## What the task asks
Any pictures in the records below should be skipped; write out everything else exactly.
[START Supplied material]
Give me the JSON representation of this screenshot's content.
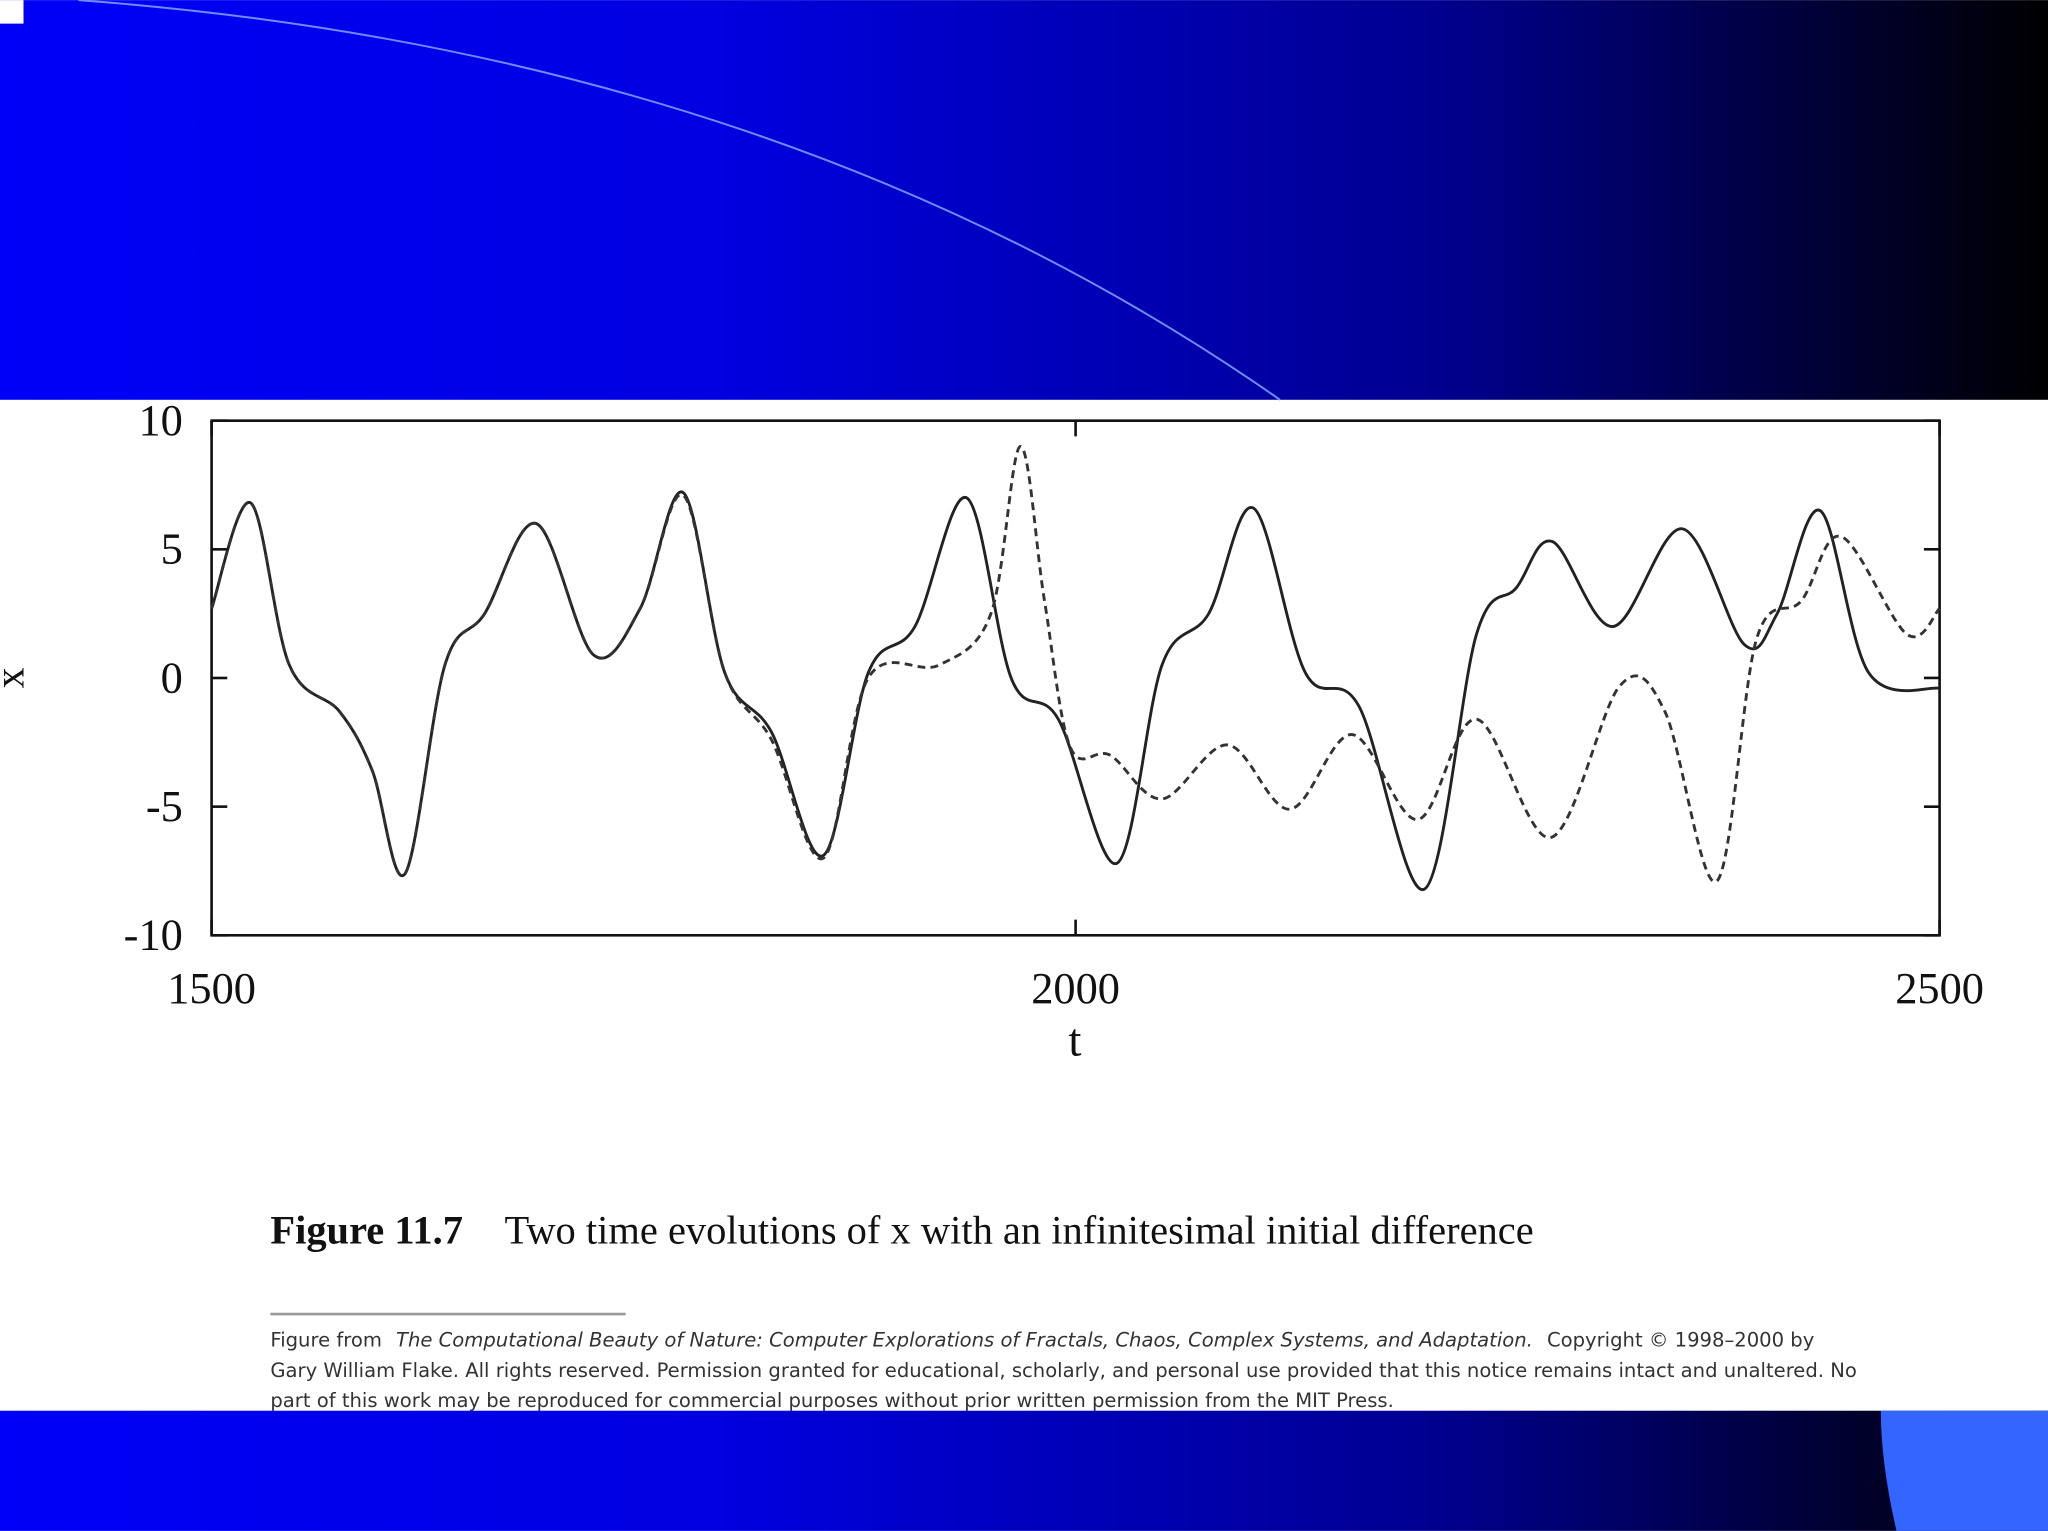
{
  "chart_data": {
    "type": "line",
    "xlabel": "t",
    "ylabel": "x",
    "xlim": [
      1500,
      2500
    ],
    "xticks": [
      1500,
      2000,
      2500
    ],
    "ylim": [
      -10,
      10
    ],
    "yticks": [
      -10,
      -5,
      0,
      5,
      10
    ],
    "grid": false,
    "series": [
      {
        "color": "#222222",
        "dash": false,
        "x": [
          1500,
          1522.7,
          1545,
          1574,
          1593,
          1612,
          1635,
          1658,
          1688,
          1721,
          1748,
          1773,
          1797,
          1824,
          1854,
          1880,
          1907,
          1937,
          1963,
          1990,
          2024,
          2050,
          2077,
          2103,
          2133,
          2164,
          2202,
          2232,
          2255,
          2276,
          2311,
          2351,
          2387,
          2406,
          2431,
          2459,
          2500
        ],
        "values": [
          2.7,
          6.8,
          0.5,
          -1.3,
          -3.6,
          -7.6,
          0.5,
          2.5,
          6.0,
          0.9,
          2.7,
          7.2,
          0.2,
          -2.1,
          -6.9,
          0.2,
          2.0,
          7.0,
          -0.05,
          -1.6,
          -7.2,
          0.5,
          2.5,
          6.6,
          0.2,
          -1.1,
          -8.2,
          1.7,
          3.5,
          5.3,
          2.0,
          5.8,
          1.3,
          2.5,
          6.5,
          0.2,
          -0.4
        ]
      },
      {
        "color": "#333333",
        "dash": true,
        "x": [
          1500,
          1522.7,
          1545,
          1574,
          1593,
          1612,
          1635,
          1658,
          1688,
          1721,
          1748,
          1773,
          1797,
          1824,
          1854,
          1880,
          1921,
          1951,
          1968,
          1982,
          1997,
          2020,
          2050,
          2088,
          2124,
          2160,
          2198,
          2232,
          2275,
          2315,
          2341,
          2371,
          2394,
          2420,
          2443,
          2481,
          2500
        ],
        "values": [
          2.7,
          6.8,
          0.5,
          -1.3,
          -3.6,
          -7.6,
          0.5,
          2.5,
          6.0,
          0.9,
          2.7,
          7.1,
          0.2,
          -2.4,
          -7.0,
          0,
          0.5,
          2.5,
          9.0,
          3.0,
          -2.7,
          -3.0,
          -4.7,
          -2.6,
          -5.1,
          -2.2,
          -5.5,
          -1.6,
          -6.2,
          -0.3,
          -1.3,
          -7.9,
          1.5,
          3.0,
          5.5,
          1.7,
          2.7
        ]
      }
    ],
    "caption_number": "Figure 11.7",
    "caption": "Two time evolutions of x with an infinitesimal initial difference",
    "footnote_lead": "Figure from",
    "footnote_book": "The Computational Beauty of Nature: Computer Explorations of Fractals, Chaos, Complex Systems, and Adaptation.",
    "footnote_line1_end": "Copyright © 1998–2000 by",
    "footnote_line2": "Gary William Flake. All rights reserved. Permission granted for educational, scholarly, and personal use provided that this notice remains intact and unaltered. No",
    "footnote_line3": "part of this work may be reproduced for commercial purposes without prior written permission from the MIT Press."
  }
}
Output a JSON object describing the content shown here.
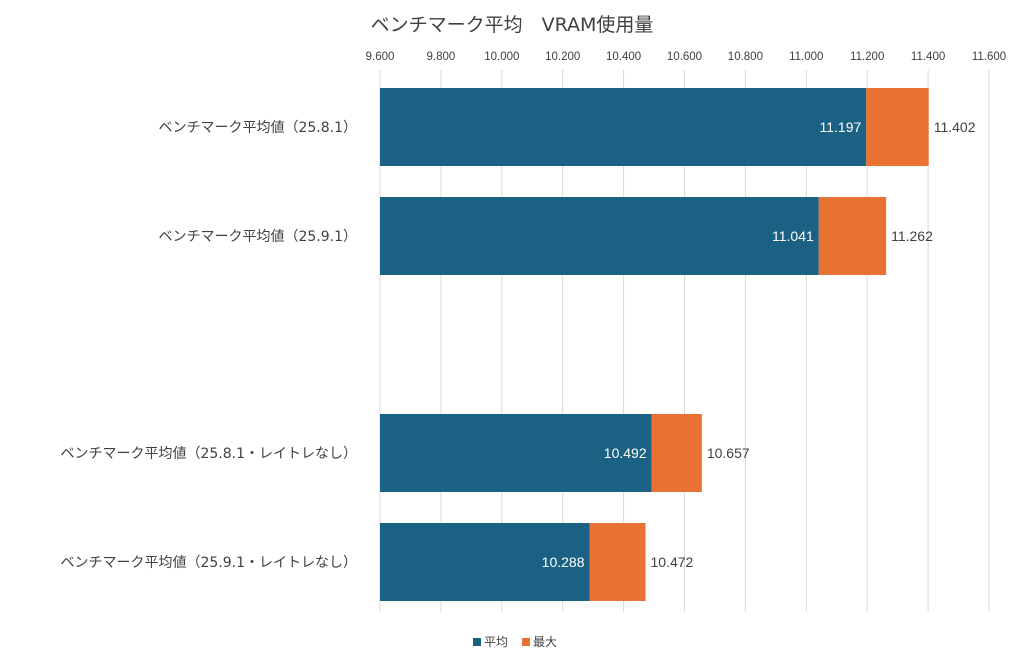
{
  "chart_data": {
    "type": "bar",
    "orientation": "horizontal",
    "title": "ベンチマーク平均　VRAM使用量",
    "categories": [
      "ベンチマーク平均値（25.8.1）",
      "ベンチマーク平均値（25.9.1）",
      "ベンチマーク平均値（25.8.1・レイトレなし）",
      "ベンチマーク平均値（25.9.1・レイトレなし）"
    ],
    "series": [
      {
        "name": "平均",
        "values": [
          11.197,
          11.041,
          10.492,
          10.288
        ],
        "color": "#1a6184"
      },
      {
        "name": "最大",
        "values": [
          11.402,
          11.262,
          10.657,
          10.472
        ],
        "color": "#e97132"
      }
    ],
    "x_ticks": [
      "9.600",
      "9.800",
      "10.000",
      "10.200",
      "10.400",
      "10.600",
      "10.800",
      "11.000",
      "11.200",
      "11.400",
      "11.600"
    ],
    "xlim": [
      9.6,
      11.6
    ],
    "grid": true,
    "legend": "bottom",
    "axis_position": "top"
  }
}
[END Supplied material]
## Problem solution
Give me the JSON representation of this screenshot's content.
{
  "chart_data": {
    "type": "line",
    "xlabel": "t",
    "ylabel": "x",
    "xlim": [
      1500,
      2500
    ],
    "xticks": [
      1500,
      2000,
      2500
    ],
    "ylim": [
      -10,
      10
    ],
    "yticks": [
      -10,
      -5,
      0,
      5,
      10
    ],
    "grid": false,
    "series": [
      {
        "color": "#222222",
        "dash": false,
        "x": [
          1500,
          1522.7,
          1545,
          1574,
          1593,
          1612,
          1635,
          1658,
          1688,
          1721,
          1748,
          1773,
          1797,
          1824,
          1854,
          1880,
          1907,
          1937,
          1963,
          1990,
          2024,
          2050,
          2077,
          2103,
          2133,
          2164,
          2202,
          2232,
          2255,
          2276,
          2311,
          2351,
          2387,
          2406,
          2431,
          2459,
          2500
        ],
        "values": [
          2.7,
          6.8,
          0.5,
          -1.3,
          -3.6,
          -7.6,
          0.5,
          2.5,
          6.0,
          0.9,
          2.7,
          7.2,
          0.2,
          -2.1,
          -6.9,
          0.2,
          2.0,
          7.0,
          -0.05,
          -1.6,
          -7.2,
          0.5,
          2.5,
          6.6,
          0.2,
          -1.1,
          -8.2,
          1.7,
          3.5,
          5.3,
          2.0,
          5.8,
          1.3,
          2.5,
          6.5,
          0.2,
          -0.4
        ]
      },
      {
        "color": "#333333",
        "dash": true,
        "x": [
          1500,
          1522.7,
          1545,
          1574,
          1593,
          1612,
          1635,
          1658,
          1688,
          1721,
          1748,
          1773,
          1797,
          1824,
          1854,
          1880,
          1921,
          1951,
          1968,
          1982,
          1997,
          2020,
          2050,
          2088,
          2124,
          2160,
          2198,
          2232,
          2275,
          2315,
          2341,
          2371,
          2394,
          2420,
          2443,
          2481,
          2500
        ],
        "values": [
          2.7,
          6.8,
          0.5,
          -1.3,
          -3.6,
          -7.6,
          0.5,
          2.5,
          6.0,
          0.9,
          2.7,
          7.1,
          0.2,
          -2.4,
          -7.0,
          0,
          0.5,
          2.5,
          9.0,
          3.0,
          -2.7,
          -3.0,
          -4.7,
          -2.6,
          -5.1,
          -2.2,
          -5.5,
          -1.6,
          -6.2,
          -0.3,
          -1.3,
          -7.9,
          1.5,
          3.0,
          5.5,
          1.7,
          2.7
        ]
      }
    ],
    "caption_number": "Figure 11.7",
    "caption": "Two time evolutions of x with an infinitesimal initial difference",
    "footnote_lead": "Figure from",
    "footnote_book": "The Computational Beauty of Nature: Computer Explorations of Fractals, Chaos, Complex Systems, and Adaptation.",
    "footnote_line1_end": "Copyright © 1998–2000 by",
    "footnote_line2": "Gary William Flake. All rights reserved. Permission granted for educational, scholarly, and personal use provided that this notice remains intact and unaltered. No",
    "footnote_line3": "part of this work may be reproduced for commercial purposes without prior written permission from the MIT Press."
  }
}
Output a JSON object describing the content shown here.
{
  "chart_data": {
    "type": "bar",
    "orientation": "horizontal",
    "title": "ベンチマーク平均　VRAM使用量",
    "categories": [
      "ベンチマーク平均値（25.8.1）",
      "ベンチマーク平均値（25.9.1）",
      "ベンチマーク平均値（25.8.1・レイトレなし）",
      "ベンチマーク平均値（25.9.1・レイトレなし）"
    ],
    "series": [
      {
        "name": "平均",
        "values": [
          11.197,
          11.041,
          10.492,
          10.288
        ],
        "color": "#1a6184"
      },
      {
        "name": "最大",
        "values": [
          11.402,
          11.262,
          10.657,
          10.472
        ],
        "color": "#e97132"
      }
    ],
    "x_ticks": [
      "9.600",
      "9.800",
      "10.000",
      "10.200",
      "10.400",
      "10.600",
      "10.800",
      "11.000",
      "11.200",
      "11.400",
      "11.600"
    ],
    "xlim": [
      9.6,
      11.6
    ],
    "grid": true,
    "legend": "bottom",
    "axis_position": "top"
  }
}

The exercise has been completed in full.